>> START DATASET EXCERPTS

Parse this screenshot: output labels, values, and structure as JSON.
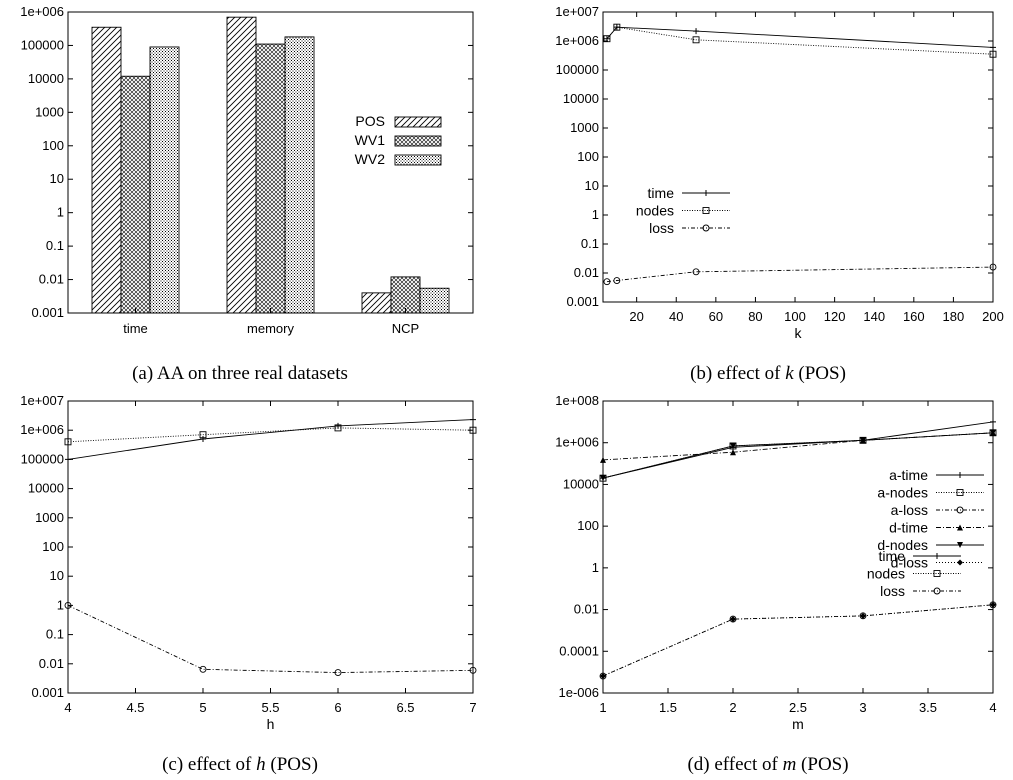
{
  "chart_data": [
    {
      "type": "bar",
      "caption": "(a) AA on three real datasets",
      "yscale": "log",
      "ylim": [
        0.001,
        1000000
      ],
      "yticks": [
        "0.001",
        "0.01",
        "0.1",
        "1",
        "10",
        "100",
        "1000",
        "10000",
        "100000",
        "1e+006"
      ],
      "categories": [
        "time",
        "memory",
        "NCP"
      ],
      "legend_position": "right",
      "series": [
        {
          "name": "POS",
          "pattern": "hatch",
          "values": [
            350000,
            700000,
            0.004
          ]
        },
        {
          "name": "WV1",
          "pattern": "crosshatch",
          "values": [
            12000,
            110000,
            0.012
          ]
        },
        {
          "name": "WV2",
          "pattern": "dots",
          "values": [
            90000,
            180000,
            0.0055
          ]
        }
      ]
    },
    {
      "type": "line",
      "caption_prefix": "(b) effect of ",
      "caption_var": "k",
      "caption_suffix": " (POS)",
      "xlabel": "k",
      "xlim": [
        3,
        200
      ],
      "xticks": [
        20,
        40,
        60,
        80,
        100,
        120,
        140,
        160,
        180,
        200
      ],
      "yscale": "log",
      "ylim": [
        0.001,
        10000000
      ],
      "yticks": [
        "0.001",
        "0.01",
        "0.1",
        "1",
        "10",
        "100",
        "1000",
        "10000",
        "100000",
        "1e+006",
        "1e+007"
      ],
      "legend_position": "left",
      "series": [
        {
          "name": "time",
          "marker": "plus",
          "dash": "",
          "x": [
            5,
            10,
            50,
            200
          ],
          "y": [
            1200000,
            3000000,
            2200000,
            600000
          ]
        },
        {
          "name": "nodes",
          "marker": "square",
          "dash": "1,1.5",
          "x": [
            5,
            10,
            50,
            200
          ],
          "y": [
            1200000,
            3000000,
            1100000,
            350000
          ]
        },
        {
          "name": "loss",
          "marker": "circle",
          "dash": "4,2,1,2",
          "x": [
            5,
            10,
            50,
            200
          ],
          "y": [
            0.005,
            0.0055,
            0.011,
            0.016
          ]
        }
      ]
    },
    {
      "type": "line",
      "caption_prefix": "(c) effect of ",
      "caption_var": "h",
      "caption_suffix": " (POS)",
      "xlabel": "h",
      "xlim": [
        4,
        7
      ],
      "xticks": [
        4,
        4.5,
        5,
        5.5,
        6,
        6.5,
        7
      ],
      "yscale": "log",
      "ylim": [
        0.001,
        10000000
      ],
      "yticks": [
        "0.001",
        "0.01",
        "0.1",
        "1",
        "10",
        "100",
        "1000",
        "10000",
        "100000",
        "1e+006",
        "1e+007"
      ],
      "legend_position": "right",
      "series": [
        {
          "name": "time",
          "marker": "plus",
          "dash": "",
          "x": [
            4,
            5,
            6,
            7
          ],
          "y": [
            100000,
            500000,
            1400000,
            2300000
          ]
        },
        {
          "name": "nodes",
          "marker": "square",
          "dash": "1,1.5",
          "x": [
            4,
            5,
            6,
            7
          ],
          "y": [
            400000,
            700000,
            1200000,
            1000000
          ]
        },
        {
          "name": "loss",
          "marker": "circle",
          "dash": "4,2,1,2",
          "x": [
            4,
            5,
            6,
            7
          ],
          "y": [
            1,
            0.0065,
            0.005,
            0.006
          ]
        }
      ]
    },
    {
      "type": "line",
      "caption_prefix": "(d) effect of ",
      "caption_var": "m",
      "caption_suffix": " (POS)",
      "xlabel": "m",
      "xlim": [
        1,
        4
      ],
      "xticks": [
        1,
        1.5,
        2,
        2.5,
        3,
        3.5,
        4
      ],
      "yscale": "log",
      "ylim": [
        1e-06,
        100000000
      ],
      "yticks": [
        "1e-006",
        "0.0001",
        "0.01",
        "1",
        "100",
        "10000",
        "1e+006",
        "1e+008"
      ],
      "legend_position": "right",
      "series": [
        {
          "name": "a-time",
          "marker": "plus",
          "dash": "",
          "x": [
            1,
            2,
            3,
            4
          ],
          "y": [
            20000,
            600000,
            1300000,
            10000000
          ]
        },
        {
          "name": "a-nodes",
          "marker": "square",
          "dash": "1,1.5",
          "x": [
            1,
            2,
            3,
            4
          ],
          "y": [
            20000,
            700000,
            1300000,
            3000000
          ]
        },
        {
          "name": "a-loss",
          "marker": "circle",
          "dash": "4,2,1,2",
          "x": [
            1,
            2,
            3,
            4
          ],
          "y": [
            6.5e-06,
            0.0035,
            0.005,
            0.017
          ]
        },
        {
          "name": "d-time",
          "marker": "triangle",
          "dash": "5,2,1,2",
          "x": [
            1,
            2,
            3,
            4
          ],
          "y": [
            150000,
            350000,
            1300000,
            3000000
          ]
        },
        {
          "name": "d-nodes",
          "marker": "triangle-down",
          "dash": "",
          "x": [
            1,
            2,
            3,
            4
          ],
          "y": [
            20000,
            700000,
            1300000,
            3000000
          ]
        },
        {
          "name": "d-loss",
          "marker": "diamond",
          "dash": "1,2",
          "x": [
            1,
            2,
            3,
            4
          ],
          "y": [
            6.5e-06,
            0.0035,
            0.005,
            0.017
          ]
        }
      ]
    }
  ]
}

>> END DATASET EXCERPTS

# WHAT NEEDS TO BE DONE
Restate each entry word for word, please, but drop any images it holds.

# SOLVED PROBLEM
Parse this screenshot: output labels, values, and structure as JSON.
{
  "chart_data": [
    {
      "type": "bar",
      "caption": "(a) AA on three real datasets",
      "yscale": "log",
      "ylim": [
        0.001,
        1000000
      ],
      "yticks": [
        "0.001",
        "0.01",
        "0.1",
        "1",
        "10",
        "100",
        "1000",
        "10000",
        "100000",
        "1e+006"
      ],
      "categories": [
        "time",
        "memory",
        "NCP"
      ],
      "legend_position": "right",
      "series": [
        {
          "name": "POS",
          "pattern": "hatch",
          "values": [
            350000,
            700000,
            0.004
          ]
        },
        {
          "name": "WV1",
          "pattern": "crosshatch",
          "values": [
            12000,
            110000,
            0.012
          ]
        },
        {
          "name": "WV2",
          "pattern": "dots",
          "values": [
            90000,
            180000,
            0.0055
          ]
        }
      ]
    },
    {
      "type": "line",
      "caption_prefix": "(b) effect of ",
      "caption_var": "k",
      "caption_suffix": " (POS)",
      "xlabel": "k",
      "xlim": [
        3,
        200
      ],
      "xticks": [
        20,
        40,
        60,
        80,
        100,
        120,
        140,
        160,
        180,
        200
      ],
      "yscale": "log",
      "ylim": [
        0.001,
        10000000
      ],
      "yticks": [
        "0.001",
        "0.01",
        "0.1",
        "1",
        "10",
        "100",
        "1000",
        "10000",
        "100000",
        "1e+006",
        "1e+007"
      ],
      "legend_position": "left",
      "series": [
        {
          "name": "time",
          "marker": "plus",
          "dash": "",
          "x": [
            5,
            10,
            50,
            200
          ],
          "y": [
            1200000,
            3000000,
            2200000,
            600000
          ]
        },
        {
          "name": "nodes",
          "marker": "square",
          "dash": "1,1.5",
          "x": [
            5,
            10,
            50,
            200
          ],
          "y": [
            1200000,
            3000000,
            1100000,
            350000
          ]
        },
        {
          "name": "loss",
          "marker": "circle",
          "dash": "4,2,1,2",
          "x": [
            5,
            10,
            50,
            200
          ],
          "y": [
            0.005,
            0.0055,
            0.011,
            0.016
          ]
        }
      ]
    },
    {
      "type": "line",
      "caption_prefix": "(c) effect of ",
      "caption_var": "h",
      "caption_suffix": " (POS)",
      "xlabel": "h",
      "xlim": [
        4,
        7
      ],
      "xticks": [
        4,
        4.5,
        5,
        5.5,
        6,
        6.5,
        7
      ],
      "yscale": "log",
      "ylim": [
        0.001,
        10000000
      ],
      "yticks": [
        "0.001",
        "0.01",
        "0.1",
        "1",
        "10",
        "100",
        "1000",
        "10000",
        "100000",
        "1e+006",
        "1e+007"
      ],
      "legend_position": "right",
      "series": [
        {
          "name": "time",
          "marker": "plus",
          "dash": "",
          "x": [
            4,
            5,
            6,
            7
          ],
          "y": [
            100000,
            500000,
            1400000,
            2300000
          ]
        },
        {
          "name": "nodes",
          "marker": "square",
          "dash": "1,1.5",
          "x": [
            4,
            5,
            6,
            7
          ],
          "y": [
            400000,
            700000,
            1200000,
            1000000
          ]
        },
        {
          "name": "loss",
          "marker": "circle",
          "dash": "4,2,1,2",
          "x": [
            4,
            5,
            6,
            7
          ],
          "y": [
            1,
            0.0065,
            0.005,
            0.006
          ]
        }
      ]
    },
    {
      "type": "line",
      "caption_prefix": "(d) effect of ",
      "caption_var": "m",
      "caption_suffix": " (POS)",
      "xlabel": "m",
      "xlim": [
        1,
        4
      ],
      "xticks": [
        1,
        1.5,
        2,
        2.5,
        3,
        3.5,
        4
      ],
      "yscale": "log",
      "ylim": [
        1e-06,
        100000000
      ],
      "yticks": [
        "1e-006",
        "0.0001",
        "0.01",
        "1",
        "100",
        "10000",
        "1e+006",
        "1e+008"
      ],
      "legend_position": "right",
      "series": [
        {
          "name": "a-time",
          "marker": "plus",
          "dash": "",
          "x": [
            1,
            2,
            3,
            4
          ],
          "y": [
            20000,
            600000,
            1300000,
            10000000
          ]
        },
        {
          "name": "a-nodes",
          "marker": "square",
          "dash": "1,1.5",
          "x": [
            1,
            2,
            3,
            4
          ],
          "y": [
            20000,
            700000,
            1300000,
            3000000
          ]
        },
        {
          "name": "a-loss",
          "marker": "circle",
          "dash": "4,2,1,2",
          "x": [
            1,
            2,
            3,
            4
          ],
          "y": [
            6.5e-06,
            0.0035,
            0.005,
            0.017
          ]
        },
        {
          "name": "d-time",
          "marker": "triangle",
          "dash": "5,2,1,2",
          "x": [
            1,
            2,
            3,
            4
          ],
          "y": [
            150000,
            350000,
            1300000,
            3000000
          ]
        },
        {
          "name": "d-nodes",
          "marker": "triangle-down",
          "dash": "",
          "x": [
            1,
            2,
            3,
            4
          ],
          "y": [
            20000,
            700000,
            1300000,
            3000000
          ]
        },
        {
          "name": "d-loss",
          "marker": "diamond",
          "dash": "1,2",
          "x": [
            1,
            2,
            3,
            4
          ],
          "y": [
            6.5e-06,
            0.0035,
            0.005,
            0.017
          ]
        }
      ]
    }
  ]
}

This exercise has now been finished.